*Objectif 1*.
Recopiez le passage du texte sur l'arrestation du maire d'Istanbul, de « Dernier rebondissement en » à « placé en détention. ».
*Objectif 2*.
Relevez tous les nombres écrits en chiffres dans le texte sur l'arrestation du maire d'Istanbul.
*Objectif 3*.
D'après le texte sur l'arrestation du maire d'Istanbul, à quel moment Ekrem Imamoğlu a-t-il été arrêté ?

*Texte retenu*.
%%

Dernier rebondissement en date, l’arrestation spectaculaire du maire d’Istanbul, Ekrem Imamoğlu, et de 96 de ses proches (9 sont encore recherchés par la police), élus et maires d’arrondissement d’Istanbul, au petit matin du 19 mars. Les accusations notifiées à son encontre sont graves puisqu’elles portent sur des affaires de corruption (« à la tête d’une organisation criminelle à but lucratif ») ainsi que sur des contacts et des liens avec le Parti des travailleurs du Kurdistan (PKK), qualifié de terroriste par les autorités turques. Rien de moins. Si les charges n’étaient pas si caricaturales, elles pourraient prêter à sourire, mais elles sont bien réelles et porteuses de lourdes conséquences pour l’avenir du pays. Au matin du 23 mars, la première des accusations a été retenue contre Ekrem Imamoğlu qui a immédiatement placé en détention.

%%

*Données fournies*.
%%

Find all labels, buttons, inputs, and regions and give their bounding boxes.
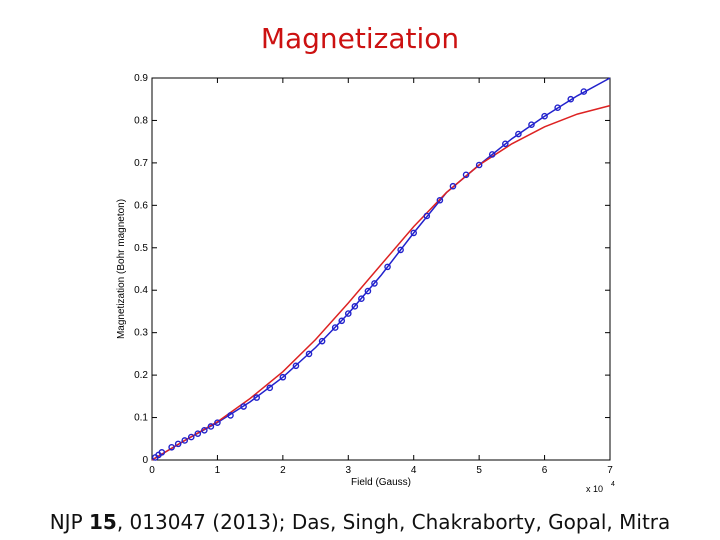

%%

*Solution 1*.
Dernier rebondissement en date, l’arrestation spectaculaire du maire d’Istanbul, Ekrem Imamoğlu, et de 96 de ses proches (9 sont encore recherchés par la police), élus et maires d’arrondissement d’Istanbul, au petit matin du 19 mars. Les accusations notifiées à son encontre sont graves puisqu’elles portent sur des affaires de corruption (« à la tête d’une organisation criminelle à but lucratif ») ainsi que sur des contacts et des liens avec le Parti des travailleurs du Kurdistan (PKK), qualifié de terroriste par les autorités turques. Rien de moins. Si les charges n’étaient pas si caricaturales, elles pourraient prêter à sourire, mais elles sont bien réelles et porteuses de lourdes conséquences pour l’avenir du pays. Au matin du 23 mars, la première des accusations a été retenue contre Ekrem Imamoğlu qui a immédiatement placé en détention.

*Solution 2*.
96, 9, 19, 23

*Solution 3*.
Au petit matin du 19 mars.